## [Given instruction]
Transcribe the listing exactly, leaving out every picture.

## [Given data]

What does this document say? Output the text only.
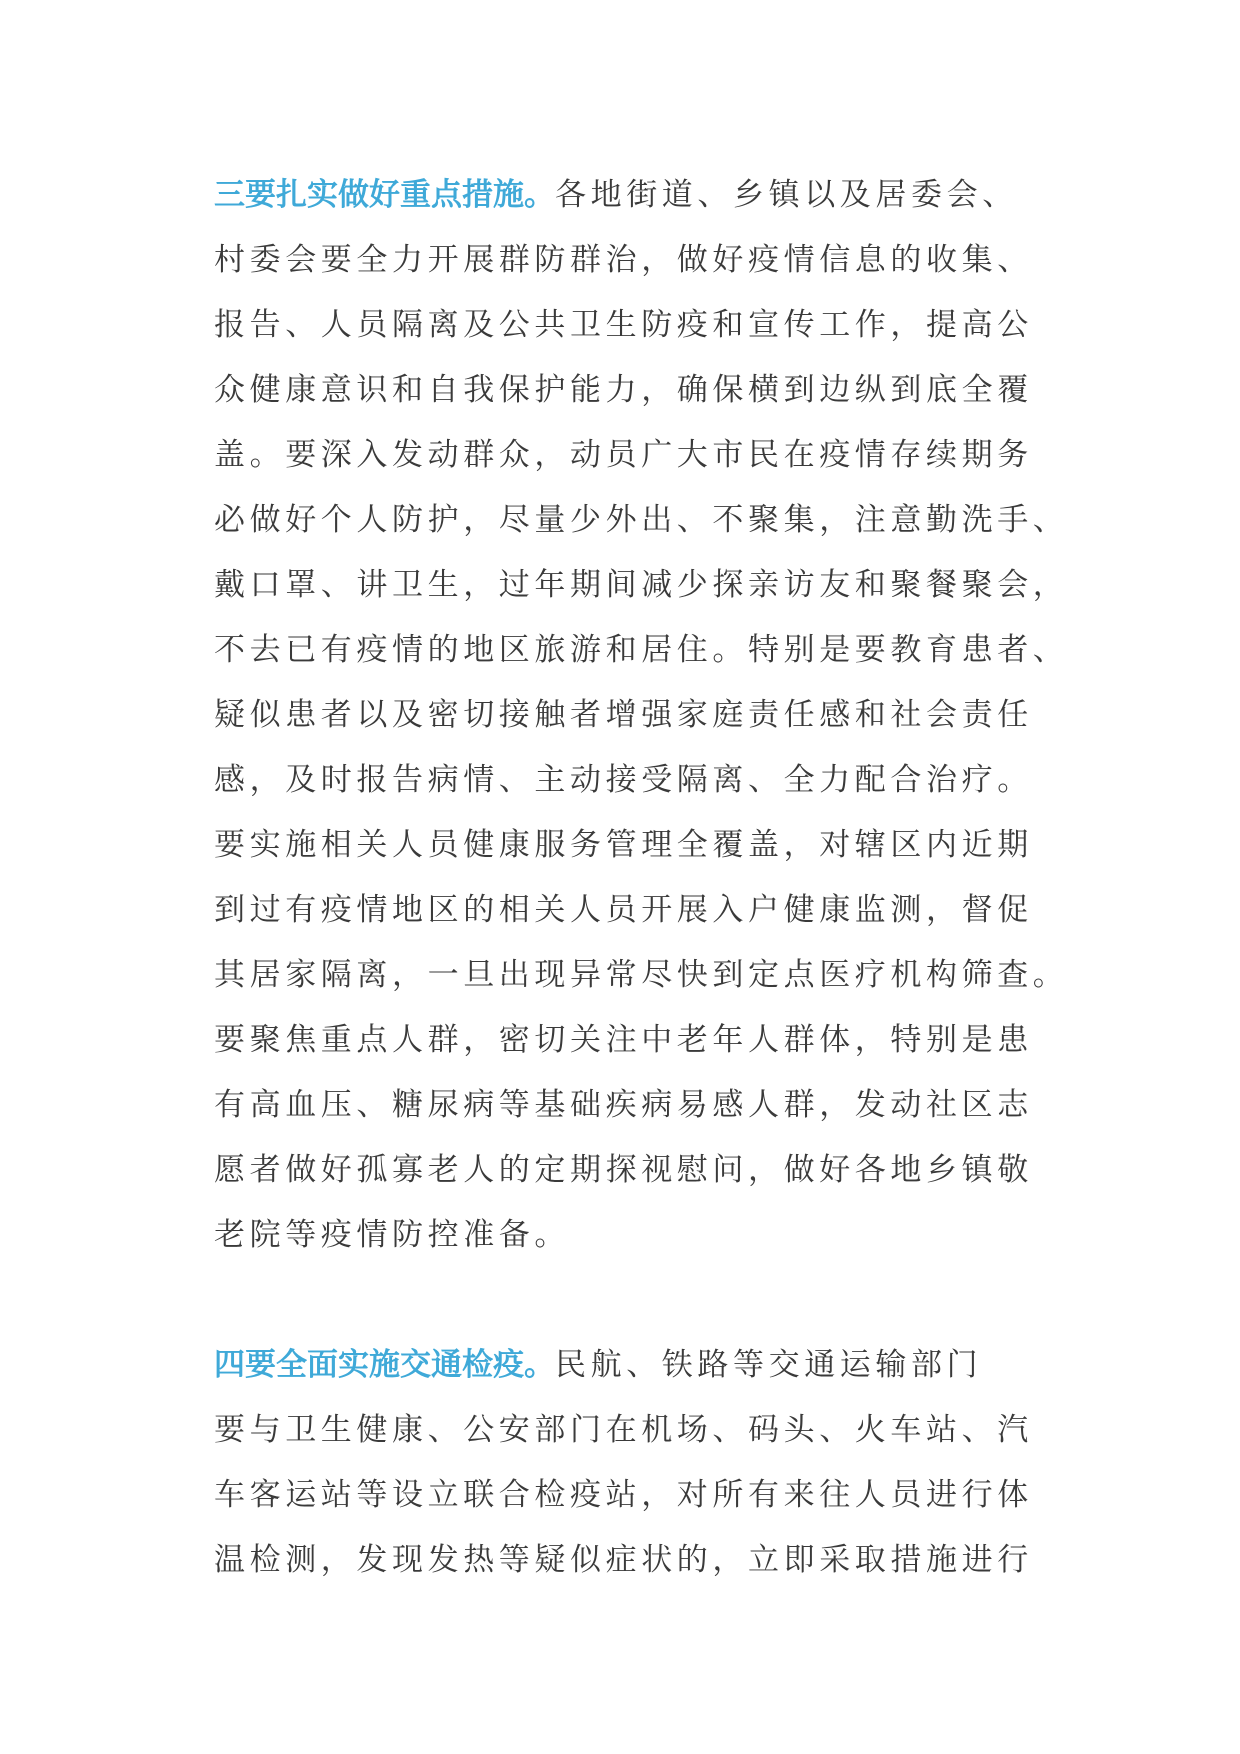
三要扎实做好重点措施。各地街道、乡镇以及居委会、
村委会要全力开展群防群治，做好疫情信息的收集、
报告、人员隔离及公共卫生防疫和宣传工作，提高公
众健康意识和自我保护能力，确保横到边纵到底全覆
盖。要深入发动群众，动员广大市民在疫情存续期务
必做好个人防护，尽量少外出、不聚集，注意勤洗手、
戴口罩、讲卫生，过年期间减少探亲访友和聚餐聚会，
不去已有疫情的地区旅游和居住。特别是要教育患者、
疑似患者以及密切接触者增强家庭责任感和社会责任
感，及时报告病情、主动接受隔离、全力配合治疗。
要实施相关人员健康服务管理全覆盖，对辖区内近期
到过有疫情地区的相关人员开展入户健康监测，督促
其居家隔离，一旦出现异常尽快到定点医疗机构筛查。
要聚焦重点人群，密切关注中老年人群体，特别是患
有高血压、糖尿病等基础疾病易感人群，发动社区志
愿者做好孤寡老人的定期探视慰问，做好各地乡镇敬
老院等疫情防控准备。
四要全面实施交通检疫。民航、铁路等交通运输部门
要与卫生健康、公安部门在机场、码头、火车站、汽
车客运站等设立联合检疫站，对所有来往人员进行体
温检测，发现发热等疑似症状的，立即采取措施进行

## [Solution to this exercise]
What does this document say? Output the text only.
三要扎实做好重点措施。各地街道、乡镇以及居委会、
村委会要全力开展群防群治，做好疫情信息的收集、
报告、人员隔离及公共卫生防疫和宣传工作，提高公
众健康意识和自我保护能力，确保横到边纵到底全覆
盖。要深入发动群众，动员广大市民在疫情存续期务
必做好个人防护，尽量少外出、不聚集，注意勤洗手、
戴口罩、讲卫生，过年期间减少探亲访友和聚餐聚会，
不去已有疫情的地区旅游和居住。特别是要教育患者、
疑似患者以及密切接触者增强家庭责任感和社会责任
感，及时报告病情、主动接受隔离、全力配合治疗。
要实施相关人员健康服务管理全覆盖，对辖区内近期
到过有疫情地区的相关人员开展入户健康监测，督促
其居家隔离，一旦出现异常尽快到定点医疗机构筛查。
要聚焦重点人群，密切关注中老年人群体，特别是患
有高血压、糖尿病等基础疾病易感人群，发动社区志
愿者做好孤寡老人的定期探视慰问，做好各地乡镇敬
老院等疫情防控准备。
四要全面实施交通检疫。民航、铁路等交通运输部门
要与卫生健康、公安部门在机场、码头、火车站、汽
车客运站等设立联合检疫站，对所有来往人员进行体
温检测，发现发热等疑似症状的，立即采取措施进行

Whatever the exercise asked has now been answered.